_TASK OBJECTIVE_
Return only the number of lines that hold "STARINA".

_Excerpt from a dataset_

= = = =

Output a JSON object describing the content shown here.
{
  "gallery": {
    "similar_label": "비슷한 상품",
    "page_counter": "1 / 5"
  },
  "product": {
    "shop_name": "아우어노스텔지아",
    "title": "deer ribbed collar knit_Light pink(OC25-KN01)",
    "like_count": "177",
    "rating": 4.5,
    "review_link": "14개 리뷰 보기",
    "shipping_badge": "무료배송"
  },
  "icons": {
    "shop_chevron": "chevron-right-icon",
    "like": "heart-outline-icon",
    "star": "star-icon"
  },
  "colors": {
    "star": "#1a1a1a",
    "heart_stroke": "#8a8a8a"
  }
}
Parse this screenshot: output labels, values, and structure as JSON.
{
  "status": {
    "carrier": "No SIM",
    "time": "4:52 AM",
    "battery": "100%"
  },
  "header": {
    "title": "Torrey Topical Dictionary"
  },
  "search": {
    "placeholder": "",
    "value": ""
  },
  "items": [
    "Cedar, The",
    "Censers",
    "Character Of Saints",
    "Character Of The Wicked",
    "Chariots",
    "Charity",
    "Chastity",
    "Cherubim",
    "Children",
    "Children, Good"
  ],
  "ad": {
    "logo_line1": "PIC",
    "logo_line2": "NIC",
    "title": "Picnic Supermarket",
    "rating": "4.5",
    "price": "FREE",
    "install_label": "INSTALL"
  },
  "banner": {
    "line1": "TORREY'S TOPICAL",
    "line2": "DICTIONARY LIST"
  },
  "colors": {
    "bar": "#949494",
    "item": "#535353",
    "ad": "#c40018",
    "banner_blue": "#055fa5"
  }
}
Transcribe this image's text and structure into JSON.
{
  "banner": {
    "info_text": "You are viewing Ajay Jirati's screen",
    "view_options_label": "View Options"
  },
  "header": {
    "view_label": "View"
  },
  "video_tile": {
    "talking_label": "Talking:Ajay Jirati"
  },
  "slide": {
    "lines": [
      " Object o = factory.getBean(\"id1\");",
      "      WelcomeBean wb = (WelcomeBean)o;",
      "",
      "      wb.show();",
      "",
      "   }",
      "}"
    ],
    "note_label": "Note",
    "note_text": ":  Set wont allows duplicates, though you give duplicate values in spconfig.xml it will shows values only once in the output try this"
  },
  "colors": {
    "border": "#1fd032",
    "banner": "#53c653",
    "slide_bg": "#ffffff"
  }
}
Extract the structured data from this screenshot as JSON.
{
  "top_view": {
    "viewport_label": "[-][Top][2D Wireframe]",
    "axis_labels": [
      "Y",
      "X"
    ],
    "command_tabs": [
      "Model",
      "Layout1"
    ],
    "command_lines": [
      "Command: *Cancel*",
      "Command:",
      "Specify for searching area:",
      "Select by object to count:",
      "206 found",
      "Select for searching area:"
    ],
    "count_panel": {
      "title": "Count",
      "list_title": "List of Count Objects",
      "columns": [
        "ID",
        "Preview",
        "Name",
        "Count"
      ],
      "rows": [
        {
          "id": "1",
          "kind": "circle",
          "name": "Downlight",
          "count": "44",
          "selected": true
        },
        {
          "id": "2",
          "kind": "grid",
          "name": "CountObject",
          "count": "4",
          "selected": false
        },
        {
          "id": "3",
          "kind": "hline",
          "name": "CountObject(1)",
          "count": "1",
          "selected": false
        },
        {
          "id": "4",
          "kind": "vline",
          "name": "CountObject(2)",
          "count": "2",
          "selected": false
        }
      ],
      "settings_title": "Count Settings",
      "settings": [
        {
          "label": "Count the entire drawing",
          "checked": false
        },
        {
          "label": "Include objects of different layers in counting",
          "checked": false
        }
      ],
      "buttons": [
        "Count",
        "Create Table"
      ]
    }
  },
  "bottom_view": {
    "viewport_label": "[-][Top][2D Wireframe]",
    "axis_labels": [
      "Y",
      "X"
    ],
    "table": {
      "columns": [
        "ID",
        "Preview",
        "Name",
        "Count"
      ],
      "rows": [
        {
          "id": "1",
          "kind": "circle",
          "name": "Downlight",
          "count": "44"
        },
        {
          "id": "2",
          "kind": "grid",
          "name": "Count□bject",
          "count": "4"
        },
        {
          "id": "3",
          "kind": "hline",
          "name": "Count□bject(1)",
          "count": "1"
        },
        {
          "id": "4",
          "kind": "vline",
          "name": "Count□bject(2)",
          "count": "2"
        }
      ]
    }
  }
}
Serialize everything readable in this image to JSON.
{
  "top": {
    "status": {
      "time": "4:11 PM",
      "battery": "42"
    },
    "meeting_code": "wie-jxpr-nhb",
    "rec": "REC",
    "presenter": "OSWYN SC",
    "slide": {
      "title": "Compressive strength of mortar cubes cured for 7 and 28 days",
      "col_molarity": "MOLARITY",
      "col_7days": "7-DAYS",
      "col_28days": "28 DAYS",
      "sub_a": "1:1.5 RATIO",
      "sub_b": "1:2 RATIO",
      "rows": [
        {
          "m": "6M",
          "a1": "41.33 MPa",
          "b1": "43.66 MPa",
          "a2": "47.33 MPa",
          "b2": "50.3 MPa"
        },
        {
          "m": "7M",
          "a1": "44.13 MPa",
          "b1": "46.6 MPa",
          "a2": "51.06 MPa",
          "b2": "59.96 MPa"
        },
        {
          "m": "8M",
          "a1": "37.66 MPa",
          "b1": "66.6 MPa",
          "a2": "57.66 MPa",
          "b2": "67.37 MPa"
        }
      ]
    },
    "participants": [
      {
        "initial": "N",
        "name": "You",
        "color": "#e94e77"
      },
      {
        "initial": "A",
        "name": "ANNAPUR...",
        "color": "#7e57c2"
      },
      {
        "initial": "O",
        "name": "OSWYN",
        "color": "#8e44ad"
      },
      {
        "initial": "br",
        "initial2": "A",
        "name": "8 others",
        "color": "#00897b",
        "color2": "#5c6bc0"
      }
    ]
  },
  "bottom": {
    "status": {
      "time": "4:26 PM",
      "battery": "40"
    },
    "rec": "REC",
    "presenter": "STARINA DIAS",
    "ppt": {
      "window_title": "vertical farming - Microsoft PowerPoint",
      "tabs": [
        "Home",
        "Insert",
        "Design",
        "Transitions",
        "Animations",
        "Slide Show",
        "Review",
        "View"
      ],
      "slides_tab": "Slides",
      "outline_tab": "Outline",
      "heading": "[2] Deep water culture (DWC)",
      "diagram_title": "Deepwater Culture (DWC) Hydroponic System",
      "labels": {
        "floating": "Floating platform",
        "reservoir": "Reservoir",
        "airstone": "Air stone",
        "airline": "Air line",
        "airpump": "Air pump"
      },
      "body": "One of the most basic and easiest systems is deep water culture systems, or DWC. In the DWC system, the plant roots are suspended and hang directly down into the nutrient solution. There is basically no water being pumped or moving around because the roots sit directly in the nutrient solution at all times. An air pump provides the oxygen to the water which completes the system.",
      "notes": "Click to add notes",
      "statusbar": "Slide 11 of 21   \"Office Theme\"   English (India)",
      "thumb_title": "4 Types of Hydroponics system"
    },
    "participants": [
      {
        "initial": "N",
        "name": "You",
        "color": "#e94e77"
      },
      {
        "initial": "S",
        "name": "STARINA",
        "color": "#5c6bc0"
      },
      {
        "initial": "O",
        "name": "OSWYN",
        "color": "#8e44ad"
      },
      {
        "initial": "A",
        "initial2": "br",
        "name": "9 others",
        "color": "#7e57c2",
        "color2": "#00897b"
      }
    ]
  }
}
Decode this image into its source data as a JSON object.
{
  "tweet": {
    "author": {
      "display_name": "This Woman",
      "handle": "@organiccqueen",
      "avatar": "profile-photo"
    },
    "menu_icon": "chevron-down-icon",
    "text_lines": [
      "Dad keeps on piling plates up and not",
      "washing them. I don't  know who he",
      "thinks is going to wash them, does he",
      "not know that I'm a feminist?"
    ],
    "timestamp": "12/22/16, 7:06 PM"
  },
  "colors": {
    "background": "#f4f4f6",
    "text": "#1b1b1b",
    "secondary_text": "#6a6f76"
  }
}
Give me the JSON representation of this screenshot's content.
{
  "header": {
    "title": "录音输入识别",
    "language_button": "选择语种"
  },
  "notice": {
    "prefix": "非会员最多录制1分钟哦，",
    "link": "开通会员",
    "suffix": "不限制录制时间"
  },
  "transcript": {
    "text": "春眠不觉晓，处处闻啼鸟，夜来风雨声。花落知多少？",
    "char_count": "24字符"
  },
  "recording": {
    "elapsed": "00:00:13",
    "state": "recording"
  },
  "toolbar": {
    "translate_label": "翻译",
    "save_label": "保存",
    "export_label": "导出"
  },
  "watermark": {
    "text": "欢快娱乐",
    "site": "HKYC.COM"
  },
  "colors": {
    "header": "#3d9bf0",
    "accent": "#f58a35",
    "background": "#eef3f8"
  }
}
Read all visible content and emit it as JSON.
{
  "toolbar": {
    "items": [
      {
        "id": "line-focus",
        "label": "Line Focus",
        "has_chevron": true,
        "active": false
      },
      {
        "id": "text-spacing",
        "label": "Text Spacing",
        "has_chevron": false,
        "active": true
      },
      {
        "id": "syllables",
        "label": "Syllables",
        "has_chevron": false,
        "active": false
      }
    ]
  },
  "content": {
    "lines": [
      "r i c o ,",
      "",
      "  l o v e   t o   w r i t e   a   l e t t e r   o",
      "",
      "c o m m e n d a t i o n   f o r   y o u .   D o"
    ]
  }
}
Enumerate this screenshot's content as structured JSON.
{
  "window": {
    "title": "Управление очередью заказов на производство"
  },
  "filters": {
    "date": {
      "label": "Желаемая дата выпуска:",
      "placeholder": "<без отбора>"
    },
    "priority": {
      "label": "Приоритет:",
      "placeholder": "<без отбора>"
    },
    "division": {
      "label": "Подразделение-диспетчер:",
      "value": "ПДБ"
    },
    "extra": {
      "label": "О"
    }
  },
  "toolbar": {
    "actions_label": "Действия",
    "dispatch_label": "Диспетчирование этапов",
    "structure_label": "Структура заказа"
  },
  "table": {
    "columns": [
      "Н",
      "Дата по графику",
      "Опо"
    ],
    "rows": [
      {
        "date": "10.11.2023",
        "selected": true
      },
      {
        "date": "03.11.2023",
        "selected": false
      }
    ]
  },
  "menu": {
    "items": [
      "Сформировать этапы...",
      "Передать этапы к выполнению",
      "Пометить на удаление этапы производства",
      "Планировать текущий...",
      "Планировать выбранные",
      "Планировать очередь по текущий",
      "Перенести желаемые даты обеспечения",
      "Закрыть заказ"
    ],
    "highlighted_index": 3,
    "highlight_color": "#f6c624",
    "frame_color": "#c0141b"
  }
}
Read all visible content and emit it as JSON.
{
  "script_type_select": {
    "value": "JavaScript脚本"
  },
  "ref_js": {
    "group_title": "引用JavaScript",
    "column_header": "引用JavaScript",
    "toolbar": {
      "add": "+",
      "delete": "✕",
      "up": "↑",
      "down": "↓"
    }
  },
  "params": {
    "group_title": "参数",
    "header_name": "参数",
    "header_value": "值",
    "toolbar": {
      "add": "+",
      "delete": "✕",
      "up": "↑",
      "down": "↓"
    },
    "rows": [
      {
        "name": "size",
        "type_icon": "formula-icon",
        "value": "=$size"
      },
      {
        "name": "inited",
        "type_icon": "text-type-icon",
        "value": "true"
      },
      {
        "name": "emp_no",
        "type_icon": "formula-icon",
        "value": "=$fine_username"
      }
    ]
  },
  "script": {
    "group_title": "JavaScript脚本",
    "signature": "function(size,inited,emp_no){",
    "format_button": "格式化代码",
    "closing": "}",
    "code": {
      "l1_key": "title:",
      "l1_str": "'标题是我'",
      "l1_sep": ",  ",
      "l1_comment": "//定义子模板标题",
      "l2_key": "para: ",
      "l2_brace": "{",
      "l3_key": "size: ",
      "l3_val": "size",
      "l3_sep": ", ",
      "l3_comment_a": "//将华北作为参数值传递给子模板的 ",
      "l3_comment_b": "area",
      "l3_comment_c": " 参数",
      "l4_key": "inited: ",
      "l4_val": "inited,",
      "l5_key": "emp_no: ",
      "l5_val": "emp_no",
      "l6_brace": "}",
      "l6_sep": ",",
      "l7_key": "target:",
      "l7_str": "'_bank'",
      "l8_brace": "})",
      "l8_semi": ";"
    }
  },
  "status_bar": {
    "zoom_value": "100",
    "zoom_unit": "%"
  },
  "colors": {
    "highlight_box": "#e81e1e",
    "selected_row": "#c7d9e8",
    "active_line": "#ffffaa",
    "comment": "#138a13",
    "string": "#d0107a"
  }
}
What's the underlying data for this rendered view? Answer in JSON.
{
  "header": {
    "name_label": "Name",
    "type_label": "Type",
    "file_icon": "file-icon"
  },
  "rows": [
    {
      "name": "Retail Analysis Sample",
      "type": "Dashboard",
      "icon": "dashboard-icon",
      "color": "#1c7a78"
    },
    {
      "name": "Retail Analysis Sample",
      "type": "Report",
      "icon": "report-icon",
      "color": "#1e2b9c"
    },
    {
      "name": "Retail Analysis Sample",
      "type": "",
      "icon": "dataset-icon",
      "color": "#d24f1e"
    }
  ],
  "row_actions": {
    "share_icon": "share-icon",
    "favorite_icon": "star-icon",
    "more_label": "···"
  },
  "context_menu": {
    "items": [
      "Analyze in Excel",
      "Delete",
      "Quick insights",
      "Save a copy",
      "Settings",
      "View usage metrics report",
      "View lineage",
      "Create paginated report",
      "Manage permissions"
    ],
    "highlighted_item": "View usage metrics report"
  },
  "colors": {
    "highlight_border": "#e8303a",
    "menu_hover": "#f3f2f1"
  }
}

= = = =

_EXERCISE SOLUTION_
2